Reproduce the listing below without any change.

--

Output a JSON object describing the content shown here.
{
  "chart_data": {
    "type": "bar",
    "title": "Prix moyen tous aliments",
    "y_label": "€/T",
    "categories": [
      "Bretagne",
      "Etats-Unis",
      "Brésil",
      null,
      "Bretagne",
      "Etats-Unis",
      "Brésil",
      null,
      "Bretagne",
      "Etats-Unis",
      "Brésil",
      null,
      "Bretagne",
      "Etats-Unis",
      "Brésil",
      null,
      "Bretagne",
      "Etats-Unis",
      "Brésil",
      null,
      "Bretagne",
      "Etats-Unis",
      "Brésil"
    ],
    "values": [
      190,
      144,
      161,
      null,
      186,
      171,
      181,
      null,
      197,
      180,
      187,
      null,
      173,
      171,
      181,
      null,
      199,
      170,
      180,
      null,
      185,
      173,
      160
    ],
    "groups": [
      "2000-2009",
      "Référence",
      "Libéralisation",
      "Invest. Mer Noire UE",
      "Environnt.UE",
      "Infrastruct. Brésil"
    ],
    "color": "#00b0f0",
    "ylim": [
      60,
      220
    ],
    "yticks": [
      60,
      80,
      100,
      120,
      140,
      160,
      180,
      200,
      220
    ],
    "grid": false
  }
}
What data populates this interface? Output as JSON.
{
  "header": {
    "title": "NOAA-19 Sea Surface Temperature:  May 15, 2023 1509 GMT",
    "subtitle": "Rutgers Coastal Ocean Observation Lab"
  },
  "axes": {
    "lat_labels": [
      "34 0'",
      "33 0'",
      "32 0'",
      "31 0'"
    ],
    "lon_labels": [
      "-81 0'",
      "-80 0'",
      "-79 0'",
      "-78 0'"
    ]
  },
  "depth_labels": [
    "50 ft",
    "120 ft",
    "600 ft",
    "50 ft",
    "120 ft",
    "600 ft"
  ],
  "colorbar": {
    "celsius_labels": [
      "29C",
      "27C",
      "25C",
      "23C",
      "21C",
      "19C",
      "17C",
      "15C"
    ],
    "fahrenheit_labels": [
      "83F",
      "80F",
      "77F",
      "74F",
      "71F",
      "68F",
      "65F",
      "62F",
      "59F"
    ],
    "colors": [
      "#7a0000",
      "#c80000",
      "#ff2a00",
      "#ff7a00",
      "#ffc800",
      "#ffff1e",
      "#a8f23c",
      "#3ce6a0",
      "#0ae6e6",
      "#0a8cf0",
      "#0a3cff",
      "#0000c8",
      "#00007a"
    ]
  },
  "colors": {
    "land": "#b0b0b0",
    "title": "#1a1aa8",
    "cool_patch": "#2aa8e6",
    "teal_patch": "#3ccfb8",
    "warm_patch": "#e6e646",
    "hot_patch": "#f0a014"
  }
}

--

- Response for this exercise
Output a JSON object describing the content shown here.
{
  "chart_data": {
    "type": "bar",
    "title": "Prix moyen tous aliments",
    "y_label": "€/T",
    "categories": [
      "Bretagne",
      "Etats-Unis",
      "Brésil",
      null,
      "Bretagne",
      "Etats-Unis",
      "Brésil",
      null,
      "Bretagne",
      "Etats-Unis",
      "Brésil",
      null,
      "Bretagne",
      "Etats-Unis",
      "Brésil",
      null,
      "Bretagne",
      "Etats-Unis",
      "Brésil",
      null,
      "Bretagne",
      "Etats-Unis",
      "Brésil"
    ],
    "values": [
      190,
      144,
      161,
      null,
      186,
      171,
      181,
      null,
      197,
      180,
      187,
      null,
      173,
      171,
      181,
      null,
      199,
      170,
      180,
      null,
      185,
      173,
      160
    ],
    "groups": [
      "2000-2009",
      "Référence",
      "Libéralisation",
      "Invest. Mer Noire UE",
      "Environnt.UE",
      "Infrastruct. Brésil"
    ],
    "color": "#00b0f0",
    "ylim": [
      60,
      220
    ],
    "yticks": [
      60,
      80,
      100,
      120,
      140,
      160,
      180,
      200,
      220
    ],
    "grid": false
  }
}
What data populates this interface? Output as JSON.
{
  "header": {
    "title": "NOAA-19 Sea Surface Temperature:  May 15, 2023 1509 GMT",
    "subtitle": "Rutgers Coastal Ocean Observation Lab"
  },
  "axes": {
    "lat_labels": [
      "34 0'",
      "33 0'",
      "32 0'",
      "31 0'"
    ],
    "lon_labels": [
      "-81 0'",
      "-80 0'",
      "-79 0'",
      "-78 0'"
    ]
  },
  "depth_labels": [
    "50 ft",
    "120 ft",
    "600 ft",
    "50 ft",
    "120 ft",
    "600 ft"
  ],
  "colorbar": {
    "celsius_labels": [
      "29C",
      "27C",
      "25C",
      "23C",
      "21C",
      "19C",
      "17C",
      "15C"
    ],
    "fahrenheit_labels": [
      "83F",
      "80F",
      "77F",
      "74F",
      "71F",
      "68F",
      "65F",
      "62F",
      "59F"
    ],
    "colors": [
      "#7a0000",
      "#c80000",
      "#ff2a00",
      "#ff7a00",
      "#ffc800",
      "#ffff1e",
      "#a8f23c",
      "#3ce6a0",
      "#0ae6e6",
      "#0a8cf0",
      "#0a3cff",
      "#0000c8",
      "#00007a"
    ]
  },
  "colors": {
    "land": "#b0b0b0",
    "title": "#1a1aa8",
    "cool_patch": "#2aa8e6",
    "teal_patch": "#3ccfb8",
    "warm_patch": "#e6e646",
    "hot_patch": "#f0a014"
  }
}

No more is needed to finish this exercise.